§ Objective
Reproduce the complete listing without any deviation.

(Collected data)
===

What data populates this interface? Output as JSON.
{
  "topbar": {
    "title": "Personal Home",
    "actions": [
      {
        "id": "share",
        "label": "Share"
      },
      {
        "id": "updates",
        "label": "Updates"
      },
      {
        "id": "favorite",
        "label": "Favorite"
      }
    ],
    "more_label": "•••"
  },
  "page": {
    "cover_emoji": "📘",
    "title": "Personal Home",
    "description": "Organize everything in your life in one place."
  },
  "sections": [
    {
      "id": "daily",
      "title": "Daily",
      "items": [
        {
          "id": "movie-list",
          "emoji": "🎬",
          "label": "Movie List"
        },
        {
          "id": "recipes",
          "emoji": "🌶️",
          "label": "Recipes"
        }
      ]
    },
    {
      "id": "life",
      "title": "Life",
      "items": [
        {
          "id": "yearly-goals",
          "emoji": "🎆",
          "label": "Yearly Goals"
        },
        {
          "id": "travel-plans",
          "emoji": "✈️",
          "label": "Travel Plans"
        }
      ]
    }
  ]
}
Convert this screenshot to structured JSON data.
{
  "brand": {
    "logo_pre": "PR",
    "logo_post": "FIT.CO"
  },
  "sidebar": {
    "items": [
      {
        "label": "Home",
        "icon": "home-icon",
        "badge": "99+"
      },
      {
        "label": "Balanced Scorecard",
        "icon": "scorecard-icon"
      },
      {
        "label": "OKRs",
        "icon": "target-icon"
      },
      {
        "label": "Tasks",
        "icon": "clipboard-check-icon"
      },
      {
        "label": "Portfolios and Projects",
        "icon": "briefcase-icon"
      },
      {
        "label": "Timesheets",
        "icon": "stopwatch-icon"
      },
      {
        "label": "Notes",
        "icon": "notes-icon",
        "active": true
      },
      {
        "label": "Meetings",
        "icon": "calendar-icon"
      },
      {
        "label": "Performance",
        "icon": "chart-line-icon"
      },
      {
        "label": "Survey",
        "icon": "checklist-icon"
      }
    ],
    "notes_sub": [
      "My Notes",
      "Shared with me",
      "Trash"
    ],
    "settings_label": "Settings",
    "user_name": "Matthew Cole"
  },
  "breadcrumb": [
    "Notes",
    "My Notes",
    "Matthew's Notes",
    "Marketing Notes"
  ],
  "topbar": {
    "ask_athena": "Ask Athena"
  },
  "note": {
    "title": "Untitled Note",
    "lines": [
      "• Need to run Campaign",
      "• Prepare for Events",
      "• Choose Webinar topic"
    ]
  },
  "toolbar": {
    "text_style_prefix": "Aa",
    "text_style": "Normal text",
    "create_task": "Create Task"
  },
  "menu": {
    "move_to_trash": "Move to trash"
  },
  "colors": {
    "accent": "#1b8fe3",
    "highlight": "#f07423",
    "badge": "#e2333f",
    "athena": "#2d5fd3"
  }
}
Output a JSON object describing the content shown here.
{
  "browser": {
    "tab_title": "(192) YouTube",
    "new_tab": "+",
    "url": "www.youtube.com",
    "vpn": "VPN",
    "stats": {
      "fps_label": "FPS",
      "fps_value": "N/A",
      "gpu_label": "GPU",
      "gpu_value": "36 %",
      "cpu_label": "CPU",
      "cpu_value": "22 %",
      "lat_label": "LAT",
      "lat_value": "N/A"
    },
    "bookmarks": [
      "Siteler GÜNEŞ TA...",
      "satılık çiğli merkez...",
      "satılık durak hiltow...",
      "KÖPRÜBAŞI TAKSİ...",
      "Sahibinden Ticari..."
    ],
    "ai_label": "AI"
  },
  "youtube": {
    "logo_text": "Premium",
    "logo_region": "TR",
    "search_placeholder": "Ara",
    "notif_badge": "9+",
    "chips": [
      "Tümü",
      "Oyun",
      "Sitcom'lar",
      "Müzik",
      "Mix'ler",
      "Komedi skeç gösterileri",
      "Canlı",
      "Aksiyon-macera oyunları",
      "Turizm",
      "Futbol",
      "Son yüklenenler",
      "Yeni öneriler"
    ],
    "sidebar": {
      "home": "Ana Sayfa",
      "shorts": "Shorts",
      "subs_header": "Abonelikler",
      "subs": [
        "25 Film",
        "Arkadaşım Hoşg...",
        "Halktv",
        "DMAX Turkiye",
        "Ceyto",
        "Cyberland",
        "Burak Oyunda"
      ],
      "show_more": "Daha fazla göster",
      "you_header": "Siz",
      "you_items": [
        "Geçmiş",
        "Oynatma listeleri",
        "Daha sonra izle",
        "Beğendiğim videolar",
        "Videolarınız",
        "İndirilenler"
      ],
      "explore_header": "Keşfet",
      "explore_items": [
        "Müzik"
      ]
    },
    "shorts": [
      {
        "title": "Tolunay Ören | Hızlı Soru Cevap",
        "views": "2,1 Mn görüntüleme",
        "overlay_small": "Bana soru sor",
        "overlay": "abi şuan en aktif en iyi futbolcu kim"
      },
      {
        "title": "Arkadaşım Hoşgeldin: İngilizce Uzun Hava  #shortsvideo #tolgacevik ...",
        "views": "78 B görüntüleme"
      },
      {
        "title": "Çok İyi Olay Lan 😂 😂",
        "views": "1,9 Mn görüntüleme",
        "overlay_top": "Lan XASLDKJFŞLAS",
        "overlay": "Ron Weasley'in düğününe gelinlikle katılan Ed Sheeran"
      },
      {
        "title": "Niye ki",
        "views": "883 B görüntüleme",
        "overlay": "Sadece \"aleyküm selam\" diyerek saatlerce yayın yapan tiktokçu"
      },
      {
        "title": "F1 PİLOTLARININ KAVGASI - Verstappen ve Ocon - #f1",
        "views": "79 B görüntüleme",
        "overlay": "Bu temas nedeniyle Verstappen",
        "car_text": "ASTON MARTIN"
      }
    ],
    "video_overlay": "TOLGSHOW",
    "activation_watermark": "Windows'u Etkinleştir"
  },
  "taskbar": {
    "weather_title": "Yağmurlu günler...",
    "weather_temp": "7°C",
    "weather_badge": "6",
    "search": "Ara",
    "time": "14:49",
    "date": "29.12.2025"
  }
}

===

§ Final answer
What data populates this interface? Output as JSON.
{
  "topbar": {
    "title": "Personal Home",
    "actions": [
      {
        "id": "share",
        "label": "Share"
      },
      {
        "id": "updates",
        "label": "Updates"
      },
      {
        "id": "favorite",
        "label": "Favorite"
      }
    ],
    "more_label": "•••"
  },
  "page": {
    "cover_emoji": "📘",
    "title": "Personal Home",
    "description": "Organize everything in your life in one place."
  },
  "sections": [
    {
      "id": "daily",
      "title": "Daily",
      "items": [
        {
          "id": "movie-list",
          "emoji": "🎬",
          "label": "Movie List"
        },
        {
          "id": "recipes",
          "emoji": "🌶️",
          "label": "Recipes"
        }
      ]
    },
    {
      "id": "life",
      "title": "Life",
      "items": [
        {
          "id": "yearly-goals",
          "emoji": "🎆",
          "label": "Yearly Goals"
        },
        {
          "id": "travel-plans",
          "emoji": "✈️",
          "label": "Travel Plans"
        }
      ]
    }
  ]
}
Convert this screenshot to structured JSON data.
{
  "brand": {
    "logo_pre": "PR",
    "logo_post": "FIT.CO"
  },
  "sidebar": {
    "items": [
      {
        "label": "Home",
        "icon": "home-icon",
        "badge": "99+"
      },
      {
        "label": "Balanced Scorecard",
        "icon": "scorecard-icon"
      },
      {
        "label": "OKRs",
        "icon": "target-icon"
      },
      {
        "label": "Tasks",
        "icon": "clipboard-check-icon"
      },
      {
        "label": "Portfolios and Projects",
        "icon": "briefcase-icon"
      },
      {
        "label": "Timesheets",
        "icon": "stopwatch-icon"
      },
      {
        "label": "Notes",
        "icon": "notes-icon",
        "active": true
      },
      {
        "label": "Meetings",
        "icon": "calendar-icon"
      },
      {
        "label": "Performance",
        "icon": "chart-line-icon"
      },
      {
        "label": "Survey",
        "icon": "checklist-icon"
      }
    ],
    "notes_sub": [
      "My Notes",
      "Shared with me",
      "Trash"
    ],
    "settings_label": "Settings",
    "user_name": "Matthew Cole"
  },
  "breadcrumb": [
    "Notes",
    "My Notes",
    "Matthew's Notes",
    "Marketing Notes"
  ],
  "topbar": {
    "ask_athena": "Ask Athena"
  },
  "note": {
    "title": "Untitled Note",
    "lines": [
      "• Need to run Campaign",
      "• Prepare for Events",
      "• Choose Webinar topic"
    ]
  },
  "toolbar": {
    "text_style_prefix": "Aa",
    "text_style": "Normal text",
    "create_task": "Create Task"
  },
  "menu": {
    "move_to_trash": "Move to trash"
  },
  "colors": {
    "accent": "#1b8fe3",
    "highlight": "#f07423",
    "badge": "#e2333f",
    "athena": "#2d5fd3"
  }
}
Output a JSON object describing the content shown here.
{
  "browser": {
    "tab_title": "(192) YouTube",
    "new_tab": "+",
    "url": "www.youtube.com",
    "vpn": "VPN",
    "stats": {
      "fps_label": "FPS",
      "fps_value": "N/A",
      "gpu_label": "GPU",
      "gpu_value": "36 %",
      "cpu_label": "CPU",
      "cpu_value": "22 %",
      "lat_label": "LAT",
      "lat_value": "N/A"
    },
    "bookmarks": [
      "Siteler GÜNEŞ TA...",
      "satılık çiğli merkez...",
      "satılık durak hiltow...",
      "KÖPRÜBAŞI TAKSİ...",
      "Sahibinden Ticari..."
    ],
    "ai_label": "AI"
  },
  "youtube": {
    "logo_text": "Premium",
    "logo_region": "TR",
    "search_placeholder": "Ara",
    "notif_badge": "9+",
    "chips": [
      "Tümü",
      "Oyun",
      "Sitcom'lar",
      "Müzik",
      "Mix'ler",
      "Komedi skeç gösterileri",
      "Canlı",
      "Aksiyon-macera oyunları",
      "Turizm",
      "Futbol",
      "Son yüklenenler",
      "Yeni öneriler"
    ],
    "sidebar": {
      "home": "Ana Sayfa",
      "shorts": "Shorts",
      "subs_header": "Abonelikler",
      "subs": [
        "25 Film",
        "Arkadaşım Hoşg...",
        "Halktv",
        "DMAX Turkiye",
        "Ceyto",
        "Cyberland",
        "Burak Oyunda"
      ],
      "show_more": "Daha fazla göster",
      "you_header": "Siz",
      "you_items": [
        "Geçmiş",
        "Oynatma listeleri",
        "Daha sonra izle",
        "Beğendiğim videolar",
        "Videolarınız",
        "İndirilenler"
      ],
      "explore_header": "Keşfet",
      "explore_items": [
        "Müzik"
      ]
    },
    "shorts": [
      {
        "title": "Tolunay Ören | Hızlı Soru Cevap",
        "views": "2,1 Mn görüntüleme",
        "overlay_small": "Bana soru sor",
        "overlay": "abi şuan en aktif en iyi futbolcu kim"
      },
      {
        "title": "Arkadaşım Hoşgeldin: İngilizce Uzun Hava  #shortsvideo #tolgacevik ...",
        "views": "78 B görüntüleme"
      },
      {
        "title": "Çok İyi Olay Lan 😂 😂",
        "views": "1,9 Mn görüntüleme",
        "overlay_top": "Lan XASLDKJFŞLAS",
        "overlay": "Ron Weasley'in düğününe gelinlikle katılan Ed Sheeran"
      },
      {
        "title": "Niye ki",
        "views": "883 B görüntüleme",
        "overlay": "Sadece \"aleyküm selam\" diyerek saatlerce yayın yapan tiktokçu"
      },
      {
        "title": "F1 PİLOTLARININ KAVGASI - Verstappen ve Ocon - #f1",
        "views": "79 B görüntüleme",
        "overlay": "Bu temas nedeniyle Verstappen",
        "car_text": "ASTON MARTIN"
      }
    ],
    "video_overlay": "TOLGSHOW",
    "activation_watermark": "Windows'u Etkinleştir"
  },
  "taskbar": {
    "weather_title": "Yağmurlu günler...",
    "weather_temp": "7°C",
    "weather_badge": "6",
    "search": "Ara",
    "time": "14:49",
    "date": "29.12.2025"
  }
}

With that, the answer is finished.